# Task to carry out:
Filter the entries below, keeping only lines with the word "JSON".

[Items listed in a dataset]
------------------------------------------------------------

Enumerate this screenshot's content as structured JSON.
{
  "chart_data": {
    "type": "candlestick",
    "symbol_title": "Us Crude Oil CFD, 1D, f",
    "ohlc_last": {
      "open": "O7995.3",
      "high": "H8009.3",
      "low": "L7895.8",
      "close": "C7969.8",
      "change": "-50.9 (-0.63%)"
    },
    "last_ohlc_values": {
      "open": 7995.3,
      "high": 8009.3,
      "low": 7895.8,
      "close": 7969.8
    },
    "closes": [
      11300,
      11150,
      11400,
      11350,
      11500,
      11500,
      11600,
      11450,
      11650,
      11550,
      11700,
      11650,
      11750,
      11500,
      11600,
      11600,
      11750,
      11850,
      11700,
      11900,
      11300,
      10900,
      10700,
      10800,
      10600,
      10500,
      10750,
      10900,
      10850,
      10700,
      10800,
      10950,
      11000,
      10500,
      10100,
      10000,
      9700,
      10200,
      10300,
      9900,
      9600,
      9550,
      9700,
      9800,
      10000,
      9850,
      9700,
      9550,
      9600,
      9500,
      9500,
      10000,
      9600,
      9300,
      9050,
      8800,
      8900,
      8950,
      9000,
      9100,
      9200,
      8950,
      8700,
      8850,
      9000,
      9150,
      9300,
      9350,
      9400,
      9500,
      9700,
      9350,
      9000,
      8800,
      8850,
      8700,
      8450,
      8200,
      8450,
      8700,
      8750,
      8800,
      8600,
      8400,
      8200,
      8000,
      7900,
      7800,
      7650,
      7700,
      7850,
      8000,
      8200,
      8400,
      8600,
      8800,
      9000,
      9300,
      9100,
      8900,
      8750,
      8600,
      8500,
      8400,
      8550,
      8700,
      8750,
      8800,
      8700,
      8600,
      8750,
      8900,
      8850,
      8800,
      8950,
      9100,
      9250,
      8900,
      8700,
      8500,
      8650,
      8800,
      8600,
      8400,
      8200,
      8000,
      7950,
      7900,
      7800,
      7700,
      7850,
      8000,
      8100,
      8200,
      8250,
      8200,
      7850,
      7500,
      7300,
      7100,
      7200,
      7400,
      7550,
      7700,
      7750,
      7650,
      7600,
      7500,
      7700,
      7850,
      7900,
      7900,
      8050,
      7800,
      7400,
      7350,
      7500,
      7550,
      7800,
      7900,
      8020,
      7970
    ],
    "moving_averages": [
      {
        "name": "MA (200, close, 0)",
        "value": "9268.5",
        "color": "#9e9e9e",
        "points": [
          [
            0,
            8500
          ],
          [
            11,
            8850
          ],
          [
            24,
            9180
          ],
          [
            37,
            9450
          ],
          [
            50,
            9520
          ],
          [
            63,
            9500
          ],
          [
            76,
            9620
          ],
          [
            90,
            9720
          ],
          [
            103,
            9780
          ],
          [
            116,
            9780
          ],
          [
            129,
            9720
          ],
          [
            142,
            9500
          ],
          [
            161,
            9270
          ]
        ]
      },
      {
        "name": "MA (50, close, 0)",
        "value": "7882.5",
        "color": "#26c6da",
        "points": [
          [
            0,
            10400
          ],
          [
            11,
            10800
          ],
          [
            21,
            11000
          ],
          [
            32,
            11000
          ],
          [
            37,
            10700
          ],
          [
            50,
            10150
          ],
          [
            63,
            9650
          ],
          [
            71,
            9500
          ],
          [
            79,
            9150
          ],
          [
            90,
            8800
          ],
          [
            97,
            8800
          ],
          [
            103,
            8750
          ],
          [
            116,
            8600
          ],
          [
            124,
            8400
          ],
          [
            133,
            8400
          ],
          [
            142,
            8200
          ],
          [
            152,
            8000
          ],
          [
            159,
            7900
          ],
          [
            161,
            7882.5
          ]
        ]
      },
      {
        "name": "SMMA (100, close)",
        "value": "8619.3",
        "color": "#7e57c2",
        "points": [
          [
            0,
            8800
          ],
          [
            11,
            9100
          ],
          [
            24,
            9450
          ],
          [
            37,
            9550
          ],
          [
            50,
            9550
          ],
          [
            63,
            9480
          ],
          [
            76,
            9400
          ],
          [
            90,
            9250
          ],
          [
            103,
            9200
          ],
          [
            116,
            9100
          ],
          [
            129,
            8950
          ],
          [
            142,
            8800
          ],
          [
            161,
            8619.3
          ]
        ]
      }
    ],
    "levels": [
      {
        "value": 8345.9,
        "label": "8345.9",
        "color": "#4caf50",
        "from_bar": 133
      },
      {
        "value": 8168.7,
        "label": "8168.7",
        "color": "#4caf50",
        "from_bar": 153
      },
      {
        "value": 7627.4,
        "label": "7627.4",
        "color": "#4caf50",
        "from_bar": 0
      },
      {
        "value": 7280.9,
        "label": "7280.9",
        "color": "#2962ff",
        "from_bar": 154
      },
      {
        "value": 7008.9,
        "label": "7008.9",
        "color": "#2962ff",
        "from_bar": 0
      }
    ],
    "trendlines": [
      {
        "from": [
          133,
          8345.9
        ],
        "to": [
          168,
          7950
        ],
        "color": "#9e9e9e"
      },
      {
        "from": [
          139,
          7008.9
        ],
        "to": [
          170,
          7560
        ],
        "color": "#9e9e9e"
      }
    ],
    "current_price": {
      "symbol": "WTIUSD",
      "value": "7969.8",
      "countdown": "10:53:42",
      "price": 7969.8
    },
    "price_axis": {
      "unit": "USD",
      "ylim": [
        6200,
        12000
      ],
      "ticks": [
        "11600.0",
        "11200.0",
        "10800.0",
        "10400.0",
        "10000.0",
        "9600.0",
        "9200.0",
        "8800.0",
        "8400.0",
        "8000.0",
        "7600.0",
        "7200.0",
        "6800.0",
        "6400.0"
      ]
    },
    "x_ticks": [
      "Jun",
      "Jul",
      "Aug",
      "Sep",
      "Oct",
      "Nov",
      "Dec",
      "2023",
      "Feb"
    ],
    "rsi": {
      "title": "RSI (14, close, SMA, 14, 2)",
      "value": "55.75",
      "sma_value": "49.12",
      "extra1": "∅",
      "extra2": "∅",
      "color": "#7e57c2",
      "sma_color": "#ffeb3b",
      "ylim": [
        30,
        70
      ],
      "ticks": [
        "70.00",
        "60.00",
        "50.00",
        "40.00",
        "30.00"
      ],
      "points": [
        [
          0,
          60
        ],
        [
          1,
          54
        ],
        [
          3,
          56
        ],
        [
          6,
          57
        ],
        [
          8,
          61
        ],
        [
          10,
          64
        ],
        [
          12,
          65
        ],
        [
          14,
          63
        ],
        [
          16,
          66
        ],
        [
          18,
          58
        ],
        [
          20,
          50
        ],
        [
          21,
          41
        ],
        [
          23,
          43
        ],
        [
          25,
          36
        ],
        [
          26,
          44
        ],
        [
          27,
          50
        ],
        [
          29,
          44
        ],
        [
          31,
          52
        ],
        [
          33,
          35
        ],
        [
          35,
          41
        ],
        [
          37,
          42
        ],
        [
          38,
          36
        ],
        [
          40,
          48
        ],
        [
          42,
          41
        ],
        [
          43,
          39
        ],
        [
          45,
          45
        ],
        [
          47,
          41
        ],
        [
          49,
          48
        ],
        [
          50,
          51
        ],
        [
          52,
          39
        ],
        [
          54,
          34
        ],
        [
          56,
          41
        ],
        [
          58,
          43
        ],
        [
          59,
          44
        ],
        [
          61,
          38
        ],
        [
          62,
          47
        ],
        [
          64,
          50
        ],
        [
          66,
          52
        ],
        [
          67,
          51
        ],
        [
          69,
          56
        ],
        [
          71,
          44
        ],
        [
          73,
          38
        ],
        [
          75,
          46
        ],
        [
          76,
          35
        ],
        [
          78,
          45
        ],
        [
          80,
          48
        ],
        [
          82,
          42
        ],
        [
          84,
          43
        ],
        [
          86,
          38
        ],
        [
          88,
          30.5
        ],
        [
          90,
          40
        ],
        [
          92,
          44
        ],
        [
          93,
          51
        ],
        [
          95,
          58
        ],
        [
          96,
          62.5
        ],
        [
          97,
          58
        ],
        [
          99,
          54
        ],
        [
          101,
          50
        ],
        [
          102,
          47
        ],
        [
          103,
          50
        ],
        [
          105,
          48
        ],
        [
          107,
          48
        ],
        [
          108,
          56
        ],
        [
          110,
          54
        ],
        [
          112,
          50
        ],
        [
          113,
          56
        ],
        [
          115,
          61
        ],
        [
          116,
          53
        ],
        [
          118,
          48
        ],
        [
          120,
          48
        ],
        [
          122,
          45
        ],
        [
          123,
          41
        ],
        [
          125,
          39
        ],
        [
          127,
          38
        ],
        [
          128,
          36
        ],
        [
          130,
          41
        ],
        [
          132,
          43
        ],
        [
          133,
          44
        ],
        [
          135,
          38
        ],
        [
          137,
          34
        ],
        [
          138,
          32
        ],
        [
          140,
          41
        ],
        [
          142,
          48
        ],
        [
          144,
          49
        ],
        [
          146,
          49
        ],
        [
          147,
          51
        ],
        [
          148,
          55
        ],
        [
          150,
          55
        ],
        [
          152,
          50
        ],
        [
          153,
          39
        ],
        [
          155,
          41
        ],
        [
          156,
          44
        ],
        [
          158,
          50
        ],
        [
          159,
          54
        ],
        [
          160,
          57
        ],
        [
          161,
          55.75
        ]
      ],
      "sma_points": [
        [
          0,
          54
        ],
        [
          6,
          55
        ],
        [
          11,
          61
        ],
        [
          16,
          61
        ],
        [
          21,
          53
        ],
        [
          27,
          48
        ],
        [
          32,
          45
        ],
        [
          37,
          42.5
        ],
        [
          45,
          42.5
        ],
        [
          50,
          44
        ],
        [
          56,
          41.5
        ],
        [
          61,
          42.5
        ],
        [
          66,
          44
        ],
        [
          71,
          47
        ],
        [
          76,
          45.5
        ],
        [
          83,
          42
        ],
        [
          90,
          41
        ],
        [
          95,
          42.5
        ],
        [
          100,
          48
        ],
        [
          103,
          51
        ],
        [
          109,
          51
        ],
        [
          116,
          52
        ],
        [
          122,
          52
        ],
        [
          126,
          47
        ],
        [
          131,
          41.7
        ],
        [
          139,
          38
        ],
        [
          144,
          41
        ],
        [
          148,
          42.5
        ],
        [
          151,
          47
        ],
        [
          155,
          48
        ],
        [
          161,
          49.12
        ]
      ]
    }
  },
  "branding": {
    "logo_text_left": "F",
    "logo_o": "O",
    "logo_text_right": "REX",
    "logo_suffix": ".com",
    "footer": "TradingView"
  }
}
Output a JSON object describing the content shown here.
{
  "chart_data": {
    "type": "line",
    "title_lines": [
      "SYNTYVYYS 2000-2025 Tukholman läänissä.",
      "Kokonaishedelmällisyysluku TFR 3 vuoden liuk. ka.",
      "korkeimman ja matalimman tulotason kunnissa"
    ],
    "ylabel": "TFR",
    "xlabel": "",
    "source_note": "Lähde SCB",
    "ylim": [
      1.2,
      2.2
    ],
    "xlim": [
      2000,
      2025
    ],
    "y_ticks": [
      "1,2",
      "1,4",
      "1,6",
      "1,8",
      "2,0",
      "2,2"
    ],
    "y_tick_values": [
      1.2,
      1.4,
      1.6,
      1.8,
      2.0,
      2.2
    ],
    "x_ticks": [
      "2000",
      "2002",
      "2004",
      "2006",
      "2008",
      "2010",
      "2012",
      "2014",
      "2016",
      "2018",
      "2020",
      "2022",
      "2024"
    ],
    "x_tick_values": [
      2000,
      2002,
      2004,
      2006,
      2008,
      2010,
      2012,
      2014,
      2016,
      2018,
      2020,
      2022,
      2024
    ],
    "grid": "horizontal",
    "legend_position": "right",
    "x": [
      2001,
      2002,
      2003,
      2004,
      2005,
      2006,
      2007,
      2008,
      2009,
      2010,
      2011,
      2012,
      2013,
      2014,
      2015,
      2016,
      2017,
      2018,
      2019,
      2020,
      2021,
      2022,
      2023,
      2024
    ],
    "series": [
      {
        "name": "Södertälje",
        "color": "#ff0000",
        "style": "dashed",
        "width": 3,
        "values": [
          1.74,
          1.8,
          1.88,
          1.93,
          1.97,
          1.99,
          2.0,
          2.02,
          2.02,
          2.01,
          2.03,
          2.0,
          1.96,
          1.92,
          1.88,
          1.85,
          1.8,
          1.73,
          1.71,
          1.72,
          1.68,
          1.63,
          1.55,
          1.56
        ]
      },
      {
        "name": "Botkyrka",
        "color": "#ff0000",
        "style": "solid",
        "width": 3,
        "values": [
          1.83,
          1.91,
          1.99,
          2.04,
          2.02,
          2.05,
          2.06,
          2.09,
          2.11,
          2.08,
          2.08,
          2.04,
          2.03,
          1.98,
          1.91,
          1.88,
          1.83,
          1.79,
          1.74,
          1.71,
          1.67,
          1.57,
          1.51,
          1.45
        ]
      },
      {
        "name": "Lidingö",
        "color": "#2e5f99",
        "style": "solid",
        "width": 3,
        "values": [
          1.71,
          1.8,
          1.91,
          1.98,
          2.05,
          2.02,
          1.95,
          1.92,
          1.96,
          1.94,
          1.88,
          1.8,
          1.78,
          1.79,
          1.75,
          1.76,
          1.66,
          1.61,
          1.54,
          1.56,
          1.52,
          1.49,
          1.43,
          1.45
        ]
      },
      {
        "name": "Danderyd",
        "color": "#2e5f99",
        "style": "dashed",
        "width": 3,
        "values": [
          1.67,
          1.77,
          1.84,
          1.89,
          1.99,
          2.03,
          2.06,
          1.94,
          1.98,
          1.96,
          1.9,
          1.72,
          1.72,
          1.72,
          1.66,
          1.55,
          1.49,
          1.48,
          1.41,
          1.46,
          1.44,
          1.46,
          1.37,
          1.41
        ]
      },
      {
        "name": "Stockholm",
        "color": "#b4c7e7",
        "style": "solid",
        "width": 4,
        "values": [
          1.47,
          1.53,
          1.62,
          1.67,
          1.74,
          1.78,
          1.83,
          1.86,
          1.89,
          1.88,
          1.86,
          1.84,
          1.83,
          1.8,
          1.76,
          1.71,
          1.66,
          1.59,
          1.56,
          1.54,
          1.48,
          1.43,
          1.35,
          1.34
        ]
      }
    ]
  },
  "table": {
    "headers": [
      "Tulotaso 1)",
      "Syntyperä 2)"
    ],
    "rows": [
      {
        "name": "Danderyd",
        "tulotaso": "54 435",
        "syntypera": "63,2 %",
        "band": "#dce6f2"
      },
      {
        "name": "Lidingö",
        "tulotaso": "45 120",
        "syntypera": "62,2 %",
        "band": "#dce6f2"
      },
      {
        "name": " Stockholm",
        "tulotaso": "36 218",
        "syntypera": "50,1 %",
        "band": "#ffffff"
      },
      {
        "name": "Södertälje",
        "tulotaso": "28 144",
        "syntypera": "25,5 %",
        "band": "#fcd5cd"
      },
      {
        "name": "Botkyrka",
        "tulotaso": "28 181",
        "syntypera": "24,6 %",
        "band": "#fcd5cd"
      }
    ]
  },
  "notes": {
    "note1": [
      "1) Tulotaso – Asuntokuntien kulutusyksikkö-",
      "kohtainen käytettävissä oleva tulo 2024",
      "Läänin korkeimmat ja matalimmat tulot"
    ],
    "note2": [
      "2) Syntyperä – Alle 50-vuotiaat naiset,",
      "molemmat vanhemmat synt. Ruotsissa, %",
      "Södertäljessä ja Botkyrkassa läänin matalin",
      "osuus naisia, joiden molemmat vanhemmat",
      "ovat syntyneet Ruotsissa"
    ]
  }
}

------------------------------------------------------------

# Exercise answer:
Enumerate this screenshot's content as structured JSON.
Output a JSON object describing the content shown here.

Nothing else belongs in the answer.